_Directions for this task_
Every entry needs to be reproduced exactly.

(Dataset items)
________
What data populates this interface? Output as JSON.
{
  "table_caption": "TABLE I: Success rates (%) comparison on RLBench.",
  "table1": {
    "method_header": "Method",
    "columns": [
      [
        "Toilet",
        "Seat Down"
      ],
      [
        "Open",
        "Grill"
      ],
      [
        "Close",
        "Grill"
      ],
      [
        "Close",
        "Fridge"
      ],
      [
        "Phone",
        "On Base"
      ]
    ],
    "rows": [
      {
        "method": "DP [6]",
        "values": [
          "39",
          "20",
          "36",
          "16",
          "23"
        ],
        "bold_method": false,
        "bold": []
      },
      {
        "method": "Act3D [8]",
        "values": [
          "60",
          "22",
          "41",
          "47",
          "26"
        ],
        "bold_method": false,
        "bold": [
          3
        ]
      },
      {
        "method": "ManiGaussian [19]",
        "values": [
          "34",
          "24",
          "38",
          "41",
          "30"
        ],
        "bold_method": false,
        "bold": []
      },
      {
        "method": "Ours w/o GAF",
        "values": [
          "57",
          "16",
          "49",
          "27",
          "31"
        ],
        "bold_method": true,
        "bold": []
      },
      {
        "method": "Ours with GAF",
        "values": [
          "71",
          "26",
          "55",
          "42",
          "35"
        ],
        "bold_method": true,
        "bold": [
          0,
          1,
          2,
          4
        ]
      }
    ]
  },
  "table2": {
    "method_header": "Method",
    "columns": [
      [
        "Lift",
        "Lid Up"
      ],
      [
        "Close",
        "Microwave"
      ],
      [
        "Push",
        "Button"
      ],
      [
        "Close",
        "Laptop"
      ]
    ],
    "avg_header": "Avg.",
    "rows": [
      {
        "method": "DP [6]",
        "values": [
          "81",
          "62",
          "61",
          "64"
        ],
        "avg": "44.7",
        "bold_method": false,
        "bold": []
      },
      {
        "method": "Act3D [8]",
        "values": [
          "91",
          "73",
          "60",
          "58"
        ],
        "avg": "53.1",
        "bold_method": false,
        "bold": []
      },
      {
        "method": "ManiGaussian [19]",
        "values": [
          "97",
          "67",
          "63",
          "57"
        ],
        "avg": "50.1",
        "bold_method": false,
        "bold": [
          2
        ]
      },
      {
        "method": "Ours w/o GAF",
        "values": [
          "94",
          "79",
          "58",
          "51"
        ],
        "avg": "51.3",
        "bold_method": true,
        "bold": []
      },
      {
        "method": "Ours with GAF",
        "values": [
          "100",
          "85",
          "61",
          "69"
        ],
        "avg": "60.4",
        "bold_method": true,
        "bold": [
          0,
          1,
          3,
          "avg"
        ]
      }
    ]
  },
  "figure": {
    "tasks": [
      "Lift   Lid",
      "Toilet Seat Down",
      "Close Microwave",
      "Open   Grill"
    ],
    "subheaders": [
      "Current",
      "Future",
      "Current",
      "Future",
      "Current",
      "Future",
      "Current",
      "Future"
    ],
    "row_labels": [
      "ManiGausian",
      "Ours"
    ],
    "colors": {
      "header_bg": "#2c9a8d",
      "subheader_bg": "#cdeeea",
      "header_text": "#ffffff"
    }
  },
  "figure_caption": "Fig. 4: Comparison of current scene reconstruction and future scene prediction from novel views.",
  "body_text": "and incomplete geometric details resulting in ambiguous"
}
________
_The result_
What data populates this interface? Output as JSON.
{
  "table_caption": "TABLE I: Success rates (%) comparison on RLBench.",
  "table1": {
    "method_header": "Method",
    "columns": [
      [
        "Toilet",
        "Seat Down"
      ],
      [
        "Open",
        "Grill"
      ],
      [
        "Close",
        "Grill"
      ],
      [
        "Close",
        "Fridge"
      ],
      [
        "Phone",
        "On Base"
      ]
    ],
    "rows": [
      {
        "method": "DP [6]",
        "values": [
          "39",
          "20",
          "36",
          "16",
          "23"
        ],
        "bold_method": false,
        "bold": []
      },
      {
        "method": "Act3D [8]",
        "values": [
          "60",
          "22",
          "41",
          "47",
          "26"
        ],
        "bold_method": false,
        "bold": [
          3
        ]
      },
      {
        "method": "ManiGaussian [19]",
        "values": [
          "34",
          "24",
          "38",
          "41",
          "30"
        ],
        "bold_method": false,
        "bold": []
      },
      {
        "method": "Ours w/o GAF",
        "values": [
          "57",
          "16",
          "49",
          "27",
          "31"
        ],
        "bold_method": true,
        "bold": []
      },
      {
        "method": "Ours with GAF",
        "values": [
          "71",
          "26",
          "55",
          "42",
          "35"
        ],
        "bold_method": true,
        "bold": [
          0,
          1,
          2,
          4
        ]
      }
    ]
  },
  "table2": {
    "method_header": "Method",
    "columns": [
      [
        "Lift",
        "Lid Up"
      ],
      [
        "Close",
        "Microwave"
      ],
      [
        "Push",
        "Button"
      ],
      [
        "Close",
        "Laptop"
      ]
    ],
    "avg_header": "Avg.",
    "rows": [
      {
        "method": "DP [6]",
        "values": [
          "81",
          "62",
          "61",
          "64"
        ],
        "avg": "44.7",
        "bold_method": false,
        "bold": []
      },
      {
        "method": "Act3D [8]",
        "values": [
          "91",
          "73",
          "60",
          "58"
        ],
        "avg": "53.1",
        "bold_method": false,
        "bold": []
      },
      {
        "method": "ManiGaussian [19]",
        "values": [
          "97",
          "67",
          "63",
          "57"
        ],
        "avg": "50.1",
        "bold_method": false,
        "bold": [
          2
        ]
      },
      {
        "method": "Ours w/o GAF",
        "values": [
          "94",
          "79",
          "58",
          "51"
        ],
        "avg": "51.3",
        "bold_method": true,
        "bold": []
      },
      {
        "method": "Ours with GAF",
        "values": [
          "100",
          "85",
          "61",
          "69"
        ],
        "avg": "60.4",
        "bold_method": true,
        "bold": [
          0,
          1,
          3,
          "avg"
        ]
      }
    ]
  },
  "figure": {
    "tasks": [
      "Lift   Lid",
      "Toilet Seat Down",
      "Close Microwave",
      "Open   Grill"
    ],
    "subheaders": [
      "Current",
      "Future",
      "Current",
      "Future",
      "Current",
      "Future",
      "Current",
      "Future"
    ],
    "row_labels": [
      "ManiGausian",
      "Ours"
    ],
    "colors": {
      "header_bg": "#2c9a8d",
      "subheader_bg": "#cdeeea",
      "header_text": "#ffffff"
    }
  },
  "figure_caption": "Fig. 4: Comparison of current scene reconstruction and future scene prediction from novel views.",
  "body_text": "and incomplete geometric details resulting in ambiguous"
}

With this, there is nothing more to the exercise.